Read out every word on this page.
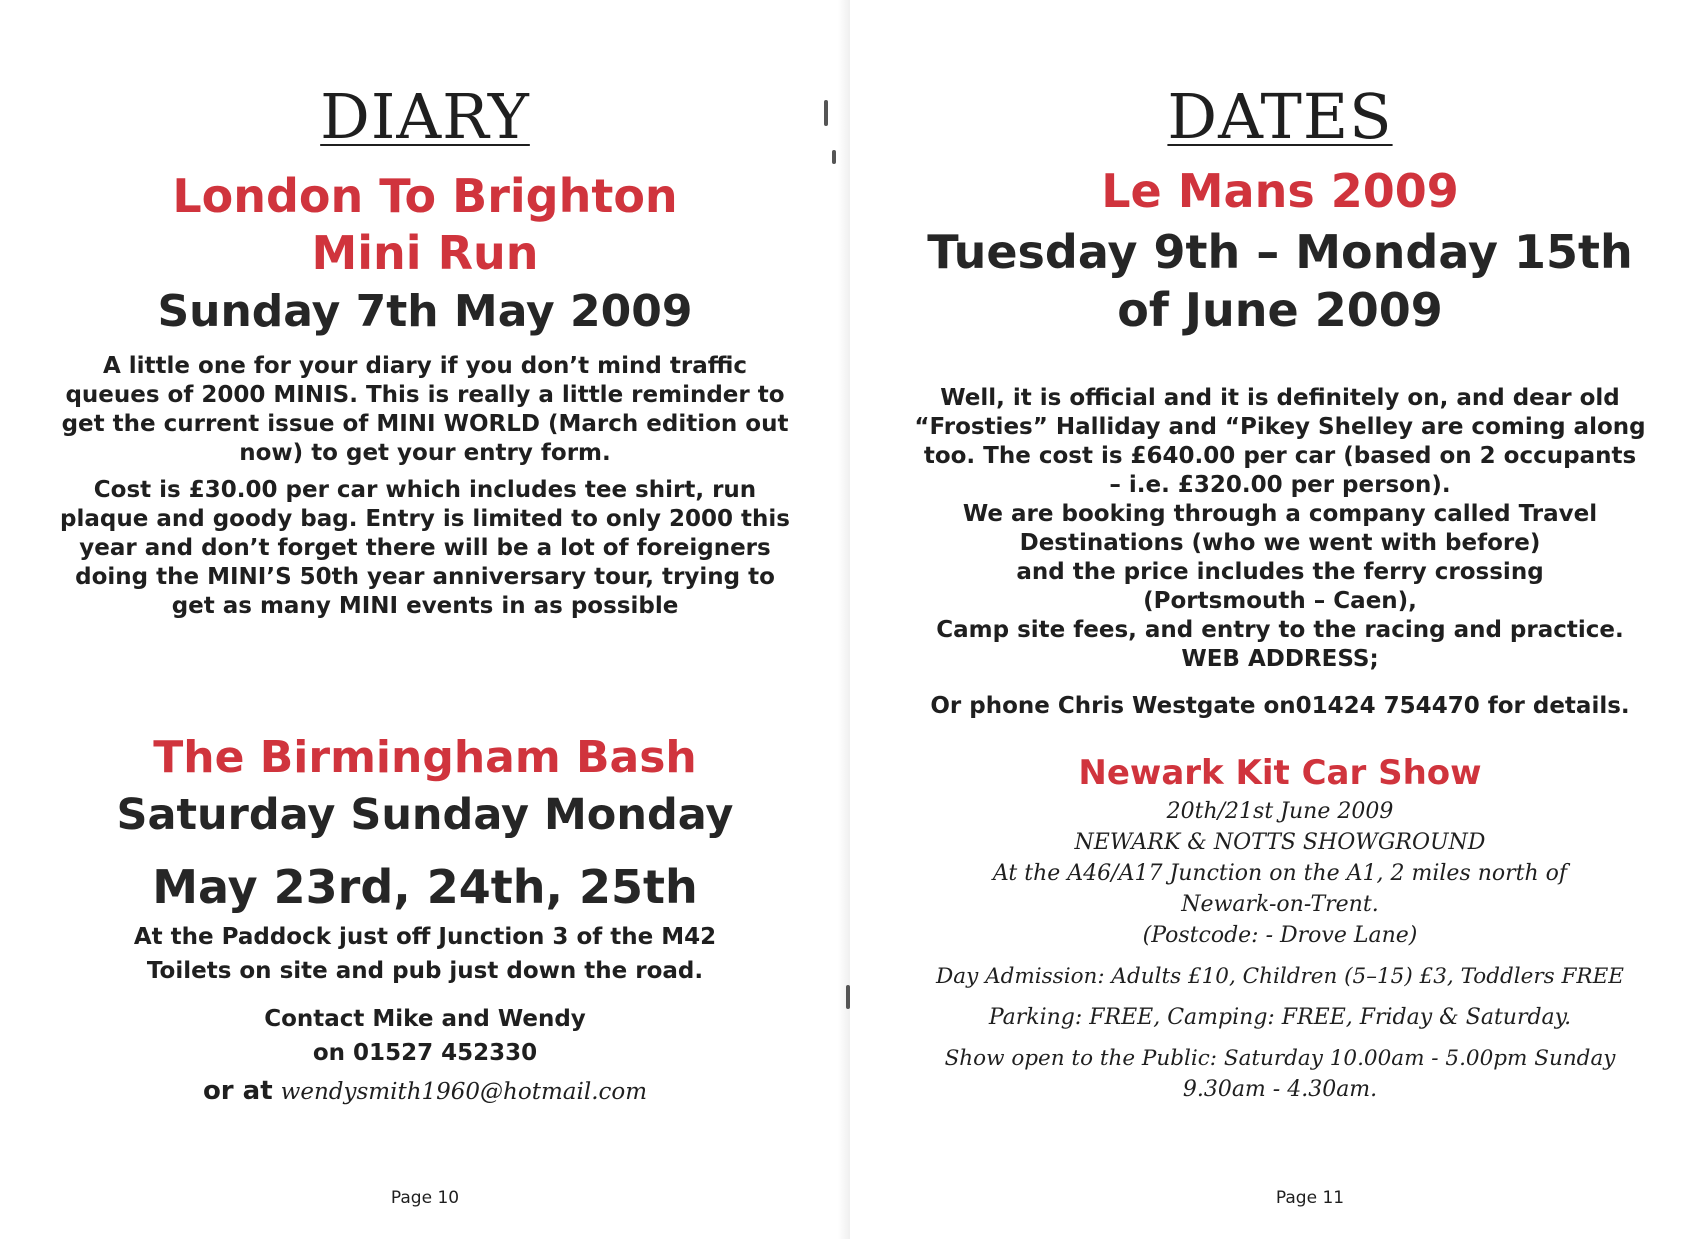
DIARY
London To Brighton
Mini Run
Sunday 7th May 2009
A little one for your diary if you don’t mind traffic
queues of 2000 MINIS. This is really a little reminder to
get the current issue of MINI WORLD (March edition out
now) to get your entry form.
Cost is £30.00 per car which includes tee shirt, run
plaque and goody bag. Entry is limited to only 2000 this
year and don’t forget there will be a lot of foreigners
doing the MINI’S 50th year anniversary tour, trying to
get as many MINI events in as possible
The Birmingham Bash
Saturday Sunday Monday
May 23rd, 24th, 25th
At the Paddock just off Junction 3 of the M42
Toilets on site and pub just down the road.
Contact Mike and Wendy
on 01527 452330
or at wendysmith1960@hotmail.com
Page 10
DATES
Le Mans 2009
Tuesday 9th – Monday 15th
of June 2009
Well, it is official and it is definitely on, and dear old
“Frosties” Halliday and “Pikey Shelley are coming along
too. The cost is £640.00 per car (based on 2 occupants
– i.e. £320.00 per person).
We are booking through a company called Travel
Destinations (who we went with before)
and the price includes the ferry crossing
(Portsmouth – Caen),
Camp site fees, and entry to the racing and practice.
WEB ADDRESS;
Or phone Chris Westgate on01424 754470 for details.
Newark Kit Car Show
20th/21st June 2009
NEWARK & NOTTS SHOWGROUND
At the A46/A17 Junction on the A1, 2 miles north of
Newark-on-Trent.
(Postcode: - Drove Lane)
Day Admission: Adults £10, Children (5–15) £3, Toddlers FREE
Parking: FREE, Camping: FREE, Friday & Saturday.
Show open to the Public: Saturday 10.00am - 5.00pm Sunday
9.30am - 4.30am.
Page 11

◇ ◇ ◇ ◇ ◇ ◇ ◇

REQUIREMENTS:
Extract every line of the data exactly; pictures stay out.

CORRECT RESULT:
Read out every word on this page.
DIARY
London To Brighton
Mini Run
Sunday 7th May 2009
A little one for your diary if you don’t mind traffic
queues of 2000 MINIS. This is really a little reminder to
get the current issue of MINI WORLD (March edition out
now) to get your entry form.
Cost is £30.00 per car which includes tee shirt, run
plaque and goody bag. Entry is limited to only 2000 this
year and don’t forget there will be a lot of foreigners
doing the MINI’S 50th year anniversary tour, trying to
get as many MINI events in as possible
The Birmingham Bash
Saturday Sunday Monday
May 23rd, 24th, 25th
At the Paddock just off Junction 3 of the M42
Toilets on site and pub just down the road.
Contact Mike and Wendy
on 01527 452330
or at wendysmith1960@hotmail.com
Page 10
DATES
Le Mans 2009
Tuesday 9th – Monday 15th
of June 2009
Well, it is official and it is definitely on, and dear old
“Frosties” Halliday and “Pikey Shelley are coming along
too. The cost is £640.00 per car (based on 2 occupants
– i.e. £320.00 per person).
We are booking through a company called Travel
Destinations (who we went with before)
and the price includes the ferry crossing
(Portsmouth – Caen),
Camp site fees, and entry to the racing and practice.
WEB ADDRESS;
Or phone Chris Westgate on01424 754470 for details.
Newark Kit Car Show
20th/21st June 2009
NEWARK & NOTTS SHOWGROUND
At the A46/A17 Junction on the A1, 2 miles north of
Newark-on-Trent.
(Postcode: - Drove Lane)
Day Admission: Adults £10, Children (5–15) £3, Toddlers FREE
Parking: FREE, Camping: FREE, Friday & Saturday.
Show open to the Public: Saturday 10.00am - 5.00pm Sunday
9.30am - 4.30am.
Page 11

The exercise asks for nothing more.